▶ _Short problem_
Write out the items exactly as they appear, from the first line through the line that contains "texture-dot (814, 587, 822, 595)", including both of those lines.

▶ _Data for processing_
============

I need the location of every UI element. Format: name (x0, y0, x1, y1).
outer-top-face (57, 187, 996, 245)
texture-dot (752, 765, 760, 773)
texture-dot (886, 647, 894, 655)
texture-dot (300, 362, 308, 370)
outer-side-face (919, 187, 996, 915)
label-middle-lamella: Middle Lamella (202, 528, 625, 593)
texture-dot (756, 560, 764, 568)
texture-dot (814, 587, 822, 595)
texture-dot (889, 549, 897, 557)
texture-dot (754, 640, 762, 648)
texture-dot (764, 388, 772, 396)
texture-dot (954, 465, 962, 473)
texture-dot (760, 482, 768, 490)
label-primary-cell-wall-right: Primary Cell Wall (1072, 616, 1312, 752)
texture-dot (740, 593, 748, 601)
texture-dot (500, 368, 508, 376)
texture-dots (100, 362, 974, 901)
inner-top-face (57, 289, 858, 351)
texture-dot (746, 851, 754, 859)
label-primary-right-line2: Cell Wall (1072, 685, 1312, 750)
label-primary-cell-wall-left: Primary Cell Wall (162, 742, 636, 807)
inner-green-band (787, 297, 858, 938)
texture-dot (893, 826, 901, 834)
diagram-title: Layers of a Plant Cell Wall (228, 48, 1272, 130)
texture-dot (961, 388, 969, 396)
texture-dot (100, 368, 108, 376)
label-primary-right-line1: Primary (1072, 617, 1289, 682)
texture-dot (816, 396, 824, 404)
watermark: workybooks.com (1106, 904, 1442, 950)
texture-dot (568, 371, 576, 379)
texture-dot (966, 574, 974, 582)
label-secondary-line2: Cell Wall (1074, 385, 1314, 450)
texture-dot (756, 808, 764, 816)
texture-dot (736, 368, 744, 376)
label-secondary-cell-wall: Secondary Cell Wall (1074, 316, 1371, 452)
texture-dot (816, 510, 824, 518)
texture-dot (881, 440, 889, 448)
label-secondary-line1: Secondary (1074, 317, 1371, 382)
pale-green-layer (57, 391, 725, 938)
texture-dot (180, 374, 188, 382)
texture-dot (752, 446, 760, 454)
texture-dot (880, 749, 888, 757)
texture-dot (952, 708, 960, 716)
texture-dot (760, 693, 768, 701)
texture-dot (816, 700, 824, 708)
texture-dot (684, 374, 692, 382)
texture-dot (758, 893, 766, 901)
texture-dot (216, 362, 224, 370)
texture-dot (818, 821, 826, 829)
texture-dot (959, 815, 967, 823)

============

▶ _Answer to this problem_
I need the location of every UI element. Format: name (x0, y0, x1, y1).
outer-top-face (57, 187, 996, 245)
texture-dot (752, 765, 760, 773)
texture-dot (886, 647, 894, 655)
texture-dot (300, 362, 308, 370)
outer-side-face (919, 187, 996, 915)
label-middle-lamella: Middle Lamella (202, 528, 625, 593)
texture-dot (756, 560, 764, 568)
texture-dot (814, 587, 822, 595)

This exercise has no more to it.